= Task prompt =
Output each entry that follows exactly. Images stay out.

= Extracted entries =
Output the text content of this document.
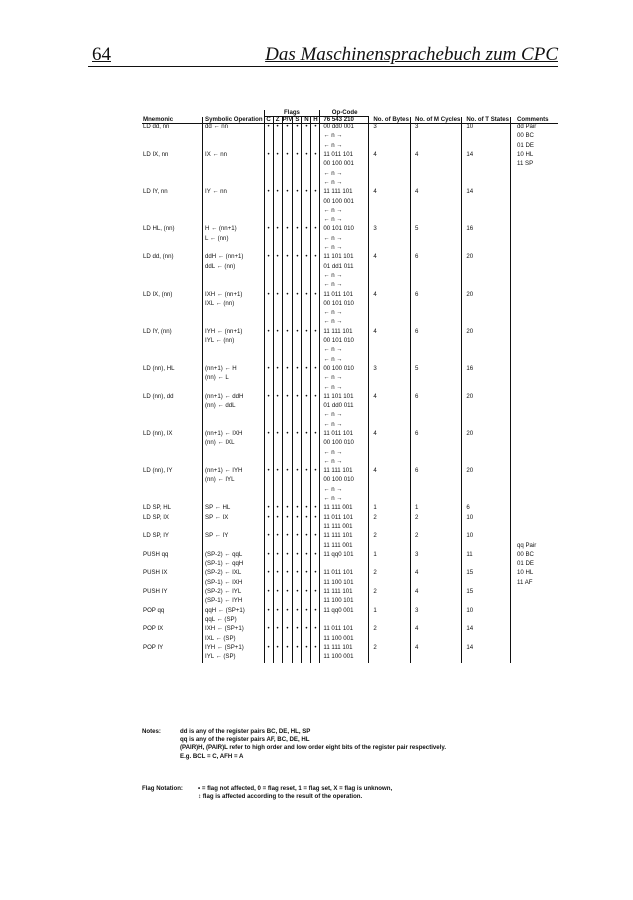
64	Das Maschinensprachebuch zum CPC
		Flags						Op-Code				
Mnemonic	Symbolic Operation	C	Z	P/V	S	N	H	76 543 210	No. of Bytes	No. of M Cycles	No. of T States	Comments
LD dd, nn	dd ← nn	•	•	•	•	•	•	00 dd0 001	3	3	10	dd Pair
								← n →				00 BC
								← n →				01 DE
LD IX, nn	IX ← nn	•	•	•	•	•	•	11 011 101	4	4	14	10 HL
								00 100 001				11 SP
								← n →				
								← n →				
LD IY, nn	IY ← nn	•	•	•	•	•	•	11 111 101	4	4	14	
								00 100 001				
								← n →				
								← n →				
LD HL, (nn)	H ← (nn+1)	•	•	•	•	•	•	00 101 010	3	5	16	
	L ← (nn)							← n →				
								← n →				
LD dd, (nn)	ddH ← (nn+1)	•	•	•	•	•	•	11 101 101	4	6	20	
	ddL ← (nn)							01 dd1 011				
								← n →				
								← n →				
LD IX, (nn)	IXH ← (nn+1)	•	•	•	•	•	•	11 011 101	4	6	20	
	IXL ← (nn)							00 101 010				
								← n →				
								← n →				
LD IY, (nn)	IYH ← (nn+1)	•	•	•	•	•	•	11 111 101	4	6	20	
	IYL ← (nn)							00 101 010				
								← n →				
								← n →				
LD (nn), HL	(nn+1) ← H	•	•	•	•	•	•	00 100 010	3	5	16	
	(nn) ← L							← n →				
								← n →				
LD (nn), dd	(nn+1) ← ddH	•	•	•	•	•	•	11 101 101	4	6	20	
	(nn) ← ddL							01 dd0 011				
								← n →				
								← n →				
LD (nn), IX	(nn+1) ← IXH	•	•	•	•	•	•	11 011 101	4	6	20	
	(nn) ← IXL							00 100 010				
								← n →				
								← n →				
LD (nn), IY	(nn+1) ← IYH	•	•	•	•	•	•	11 111 101	4	6	20	
	(nn) ← IYL							00 100 010				
								← n →				
								← n →				
LD SP, HL	SP ← HL	•	•	•	•	•	•	11 111 001	1	1	6	
LD SP, IX	SP ← IX	•	•	•	•	•	•	11 011 101	2	2	10	
								11 111 001				
LD SP, IY	SP ← IY	•	•	•	•	•	•	11 111 101	2	2	10	
								11 111 001				qq Pair
PUSH qq	(SP-2) ← qqL	•	•	•	•	•	•	11 qq0 101	1	3	11	00 BC
	(SP-1) ← qqH											01 DE
PUSH IX	(SP-2) ← IXL	•	•	•	•	•	•	11 011 101	2	4	15	10 HL
	(SP-1) ← IXH							11 100 101				11 AF
PUSH IY	(SP-2) ← IYL	•	•	•	•	•	•	11 111 101	2	4	15	
	(SP-1) ← IYH							11 100 101				
POP qq	qqH ← (SP+1)	•	•	•	•	•	•	11 qq0 001	1	3	10	
	qqL ← (SP)											
POP IX	IXH ← (SP+1)	•	•	•	•	•	•	11 011 101	2	4	14	
	IXL ← (SP)							11 100 001				
POP IY	IYH ← (SP+1)	•	•	•	•	•	•	11 111 101	2	4	14	
	IYL ← (SP)							11 100 001				
Notes:	dd is any of the register pairs BC, DE, HL, SP
qq is any of the register pairs AF, BC, DE, HL
(PAIR)H, (PAIR)L refer to high order and low order eight bits of the register pair respectively.
E.g. BCL = C, AFH = A
Flag Notation:	• = flag not affected, 0 = flag reset, 1 = flag set, X = flag is unknown,
↕ flag is affected according to the result of the operation.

= Output for this task =
Output the text content of this document.
64	Das Maschinensprachebuch zum CPC
		Flags						Op-Code				
Mnemonic	Symbolic Operation	C	Z	P/V	S	N	H	76 543 210	No. of Bytes	No. of M Cycles	No. of T States	Comments
LD dd, nn	dd ← nn	•	•	•	•	•	•	00 dd0 001	3	3	10	dd Pair
								← n →				00 BC
								← n →				01 DE
LD IX, nn	IX ← nn	•	•	•	•	•	•	11 011 101	4	4	14	10 HL
								00 100 001				11 SP
								← n →				
								← n →				
LD IY, nn	IY ← nn	•	•	•	•	•	•	11 111 101	4	4	14	
								00 100 001				
								← n →				
								← n →				
LD HL, (nn)	H ← (nn+1)	•	•	•	•	•	•	00 101 010	3	5	16	
	L ← (nn)							← n →				
								← n →				
LD dd, (nn)	ddH ← (nn+1)	•	•	•	•	•	•	11 101 101	4	6	20	
	ddL ← (nn)							01 dd1 011				
								← n →				
								← n →				
LD IX, (nn)	IXH ← (nn+1)	•	•	•	•	•	•	11 011 101	4	6	20	
	IXL ← (nn)							00 101 010				
								← n →				
								← n →				
LD IY, (nn)	IYH ← (nn+1)	•	•	•	•	•	•	11 111 101	4	6	20	
	IYL ← (nn)							00 101 010				
								← n →				
								← n →				
LD (nn), HL	(nn+1) ← H	•	•	•	•	•	•	00 100 010	3	5	16	
	(nn) ← L							← n →				
								← n →				
LD (nn), dd	(nn+1) ← ddH	•	•	•	•	•	•	11 101 101	4	6	20	
	(nn) ← ddL							01 dd0 011				
								← n →				
								← n →				
LD (nn), IX	(nn+1) ← IXH	•	•	•	•	•	•	11 011 101	4	6	20	
	(nn) ← IXL							00 100 010				
								← n →				
								← n →				
LD (nn), IY	(nn+1) ← IYH	•	•	•	•	•	•	11 111 101	4	6	20	
	(nn) ← IYL							00 100 010				
								← n →				
								← n →				
LD SP, HL	SP ← HL	•	•	•	•	•	•	11 111 001	1	1	6	
LD SP, IX	SP ← IX	•	•	•	•	•	•	11 011 101	2	2	10	
								11 111 001				
LD SP, IY	SP ← IY	•	•	•	•	•	•	11 111 101	2	2	10	
								11 111 001				qq Pair
PUSH qq	(SP-2) ← qqL	•	•	•	•	•	•	11 qq0 101	1	3	11	00 BC
	(SP-1) ← qqH											01 DE
PUSH IX	(SP-2) ← IXL	•	•	•	•	•	•	11 011 101	2	4	15	10 HL
	(SP-1) ← IXH							11 100 101				11 AF
PUSH IY	(SP-2) ← IYL	•	•	•	•	•	•	11 111 101	2	4	15	
	(SP-1) ← IYH							11 100 101				
POP qq	qqH ← (SP+1)	•	•	•	•	•	•	11 qq0 001	1	3	10	
	qqL ← (SP)											
POP IX	IXH ← (SP+1)	•	•	•	•	•	•	11 011 101	2	4	14	
	IXL ← (SP)							11 100 001				
POP IY	IYH ← (SP+1)	•	•	•	•	•	•	11 111 101	2	4	14	
	IYL ← (SP)							11 100 001				
Notes:	dd is any of the register pairs BC, DE, HL, SP
qq is any of the register pairs AF, BC, DE, HL
(PAIR)H, (PAIR)L refer to high order and low order eight bits of the register pair respectively.
E.g. BCL = C, AFH = A
Flag Notation:	• = flag not affected, 0 = flag reset, 1 = flag set, X = flag is unknown,
↕ flag is affected according to the result of the operation.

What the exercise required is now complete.